### GIVEN TASK 1:
In the recorded data, begin at the line that has "- Point: [287, 370, 298, 377]" and stop after the line that has "- Point: [294, 372, 304, 379]". Write those lines out again with "reduced size" swapped for "sample size" and everything else left as it is.

──────── SOURCE EXCERPT ────────

Substantially, the camera is a member of the extended Leica family, with the early Zenits being based on the rangefinder Zorki, itself based on the original FED, a direct copy of the Leica II. In many ways, the continuity between the Leica and the Zenit, while they are different types of camera made in different countries at different times, is very tangible in several aspects of the Zenit, most notably the physical shape of the body and the bottom-loading film chamber, which requires the exact same precautions and procedure as for a Leica.

To wit, film is loaded by removing the base of the camera, not opening the back. The film must be prepared: more film must be cut away from the leader to extend the length of the "tongue." Care must be taken not to leave a hard corner when doing this. The mechanical intricacies of the advance mechanism can result in film with an untrimmed leader being chewed up by the camera, which can result in chips of film going into the shutter and possibly ruining it. No other method works reliably or quickly--especially no method that involves placing any foreign object down behind the film gate or locking open the shutter and using one's fingers to guide the film.

──────── SUPPLIED RECORDS ────────

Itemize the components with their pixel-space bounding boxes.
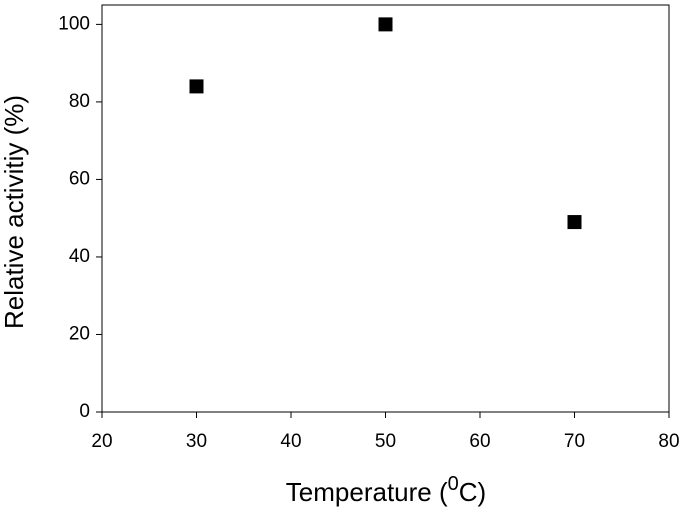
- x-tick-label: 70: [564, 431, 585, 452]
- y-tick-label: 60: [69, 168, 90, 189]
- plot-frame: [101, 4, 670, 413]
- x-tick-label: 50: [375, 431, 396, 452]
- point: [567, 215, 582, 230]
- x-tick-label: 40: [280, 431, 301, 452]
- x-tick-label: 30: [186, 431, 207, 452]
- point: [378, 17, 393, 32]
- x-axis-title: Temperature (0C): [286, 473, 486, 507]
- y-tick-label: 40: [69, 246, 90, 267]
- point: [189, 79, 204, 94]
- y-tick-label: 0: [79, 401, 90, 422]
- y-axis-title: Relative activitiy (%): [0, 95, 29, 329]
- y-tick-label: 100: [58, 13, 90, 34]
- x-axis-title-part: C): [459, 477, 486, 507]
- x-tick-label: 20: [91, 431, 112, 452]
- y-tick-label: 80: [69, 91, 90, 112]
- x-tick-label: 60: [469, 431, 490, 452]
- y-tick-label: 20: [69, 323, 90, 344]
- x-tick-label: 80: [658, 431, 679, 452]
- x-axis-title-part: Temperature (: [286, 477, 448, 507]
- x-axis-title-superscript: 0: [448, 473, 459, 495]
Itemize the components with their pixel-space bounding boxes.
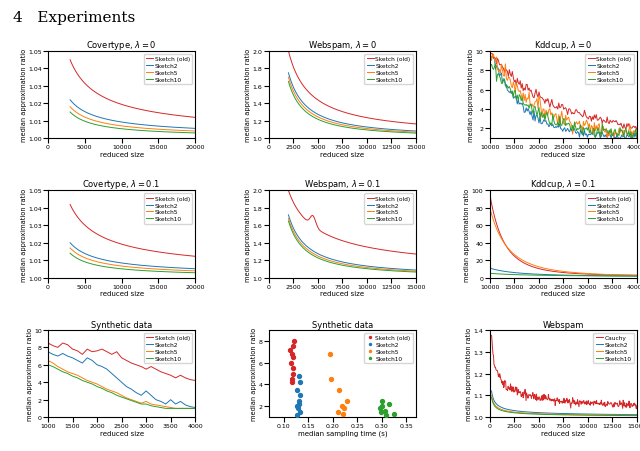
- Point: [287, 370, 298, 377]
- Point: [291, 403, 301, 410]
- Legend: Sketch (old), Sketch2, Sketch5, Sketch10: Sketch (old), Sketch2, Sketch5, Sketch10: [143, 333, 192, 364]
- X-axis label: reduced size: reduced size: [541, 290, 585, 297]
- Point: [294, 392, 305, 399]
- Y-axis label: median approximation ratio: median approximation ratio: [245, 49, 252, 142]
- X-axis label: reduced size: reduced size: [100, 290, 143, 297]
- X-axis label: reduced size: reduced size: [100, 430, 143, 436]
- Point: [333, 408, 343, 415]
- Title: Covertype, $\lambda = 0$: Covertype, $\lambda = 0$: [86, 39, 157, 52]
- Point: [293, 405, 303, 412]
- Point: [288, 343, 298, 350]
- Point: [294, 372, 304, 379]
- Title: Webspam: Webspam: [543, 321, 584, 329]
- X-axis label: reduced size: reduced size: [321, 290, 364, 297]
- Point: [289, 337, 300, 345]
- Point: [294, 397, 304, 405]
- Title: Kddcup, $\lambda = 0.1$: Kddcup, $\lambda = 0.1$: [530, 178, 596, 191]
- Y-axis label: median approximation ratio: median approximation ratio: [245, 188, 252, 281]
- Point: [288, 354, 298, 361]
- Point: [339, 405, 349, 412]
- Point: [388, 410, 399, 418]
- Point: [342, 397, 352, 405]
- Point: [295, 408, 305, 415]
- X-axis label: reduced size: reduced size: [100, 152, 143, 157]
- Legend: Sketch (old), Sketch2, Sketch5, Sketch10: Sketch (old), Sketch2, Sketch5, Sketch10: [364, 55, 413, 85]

────────

### GIVEN TASK 2:
According to the excerpt on the Zenit camera, how is film loaded into it?

### TASK SOLUTION 1:
- Point: [287, 370, 298, 377]
- Point: [291, 403, 301, 410]
- Legend: Sketch (old), Sketch2, Sketch5, Sketch10: Sketch (old), Sketch2, Sketch5, Sketch10: [143, 333, 192, 364]
- X-axis label: sample size: sample size: [541, 290, 585, 297]
- Point: [294, 392, 305, 399]
- Y-axis label: median approximation ratio: median approximation ratio: [245, 49, 252, 142]
- X-axis label: sample size: sample size: [100, 290, 143, 297]
- X-axis label: sample size: sample size: [100, 430, 143, 436]
- Point: [333, 408, 343, 415]
- Title: Covertype, $\lambda = 0$: Covertype, $\lambda = 0$: [86, 39, 157, 52]
- Point: [293, 405, 303, 412]
- Point: [288, 343, 298, 350]
- Point: [294, 372, 304, 379]

### TASK SOLUTION 2:
Film is loaded by removing the base of the camera, not by opening the back.